### What is needed
In the Python web API workshop text below, condense the paragraph that begins "This workshop will cover how to" into one sentence that keeps its main points.

### Document text
※

## Introduction to Web APIs in Python
- UMN LATIS & Libraries workshop, Oct 30 2020
- Cody Hennesy (chennesy@umn.edu) and Michael Beckstrand (mjbeckst@umn.edu)

In this workshop we’ll use Python to query and download data using the NY Times API.

This workshop will cover how to:
* Use Python 3 in a JupyterLab computing environment
* Read API documentation to build successful API queries
* Use the Requests and JSON Python libraries to download data from the NY Times API
* Use built-in Python functions such as type, len, and dir to explore API data
* Explore API data in Python using dictionaries

Credits: Content for this workshop was adapted from the [DHSI 2019 APIs class](https://github.com/szweibel/DHSI-API-workshop) and from [Software Carpentry Python lessons](http://swcarpentry.github.io/python-novice-inflammation/).

### Why Python? 
- Reproducibility
- Repeatable
- Extensible - popular libraries (packages such as pandas, matplotlib)
- Great for data access and data cleaning

### What's Jupyter?
- Web-based, so easy to share
- Easy to read, easy to run
- Run code piece by piece

### Brief intro to Python and Jupyter
- You can use Python as a calculator.

※

### Recorded data
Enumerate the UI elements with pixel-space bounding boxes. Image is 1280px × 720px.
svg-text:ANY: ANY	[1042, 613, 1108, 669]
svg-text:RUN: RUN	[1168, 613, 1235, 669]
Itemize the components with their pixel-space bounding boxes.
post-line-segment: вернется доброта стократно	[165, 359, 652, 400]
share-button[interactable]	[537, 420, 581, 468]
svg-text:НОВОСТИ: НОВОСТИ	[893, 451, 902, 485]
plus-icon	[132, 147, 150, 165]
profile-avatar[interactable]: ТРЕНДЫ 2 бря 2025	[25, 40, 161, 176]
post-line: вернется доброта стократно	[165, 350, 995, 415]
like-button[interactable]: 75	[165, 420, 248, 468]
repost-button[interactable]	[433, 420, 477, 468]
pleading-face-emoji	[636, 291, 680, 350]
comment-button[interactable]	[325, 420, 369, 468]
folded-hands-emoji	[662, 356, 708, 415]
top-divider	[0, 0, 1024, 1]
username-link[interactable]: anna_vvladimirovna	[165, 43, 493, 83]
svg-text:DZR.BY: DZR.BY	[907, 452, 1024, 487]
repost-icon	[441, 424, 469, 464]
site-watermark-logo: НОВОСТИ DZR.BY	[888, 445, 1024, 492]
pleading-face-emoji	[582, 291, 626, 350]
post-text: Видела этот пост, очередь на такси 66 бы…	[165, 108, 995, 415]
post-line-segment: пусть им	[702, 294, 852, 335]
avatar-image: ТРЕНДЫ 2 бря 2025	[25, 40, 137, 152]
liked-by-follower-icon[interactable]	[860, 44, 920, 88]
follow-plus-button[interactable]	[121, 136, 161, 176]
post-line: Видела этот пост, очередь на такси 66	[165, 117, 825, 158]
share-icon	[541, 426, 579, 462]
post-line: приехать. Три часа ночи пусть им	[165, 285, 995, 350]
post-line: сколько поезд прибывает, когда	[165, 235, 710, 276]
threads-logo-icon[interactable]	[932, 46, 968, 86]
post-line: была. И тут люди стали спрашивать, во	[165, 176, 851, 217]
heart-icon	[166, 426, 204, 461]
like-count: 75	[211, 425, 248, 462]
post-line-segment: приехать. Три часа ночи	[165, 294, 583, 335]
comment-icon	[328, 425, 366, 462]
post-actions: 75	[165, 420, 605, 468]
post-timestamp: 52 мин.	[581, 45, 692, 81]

※

### Answer for this exercise
The workshop covers using Python 3 in JupyterLab, reading API documentation to build queries, downloading NY Times API data with the Requests and JSON libraries, and exploring that data with dictionaries and built-in functions such as type, len, and dir.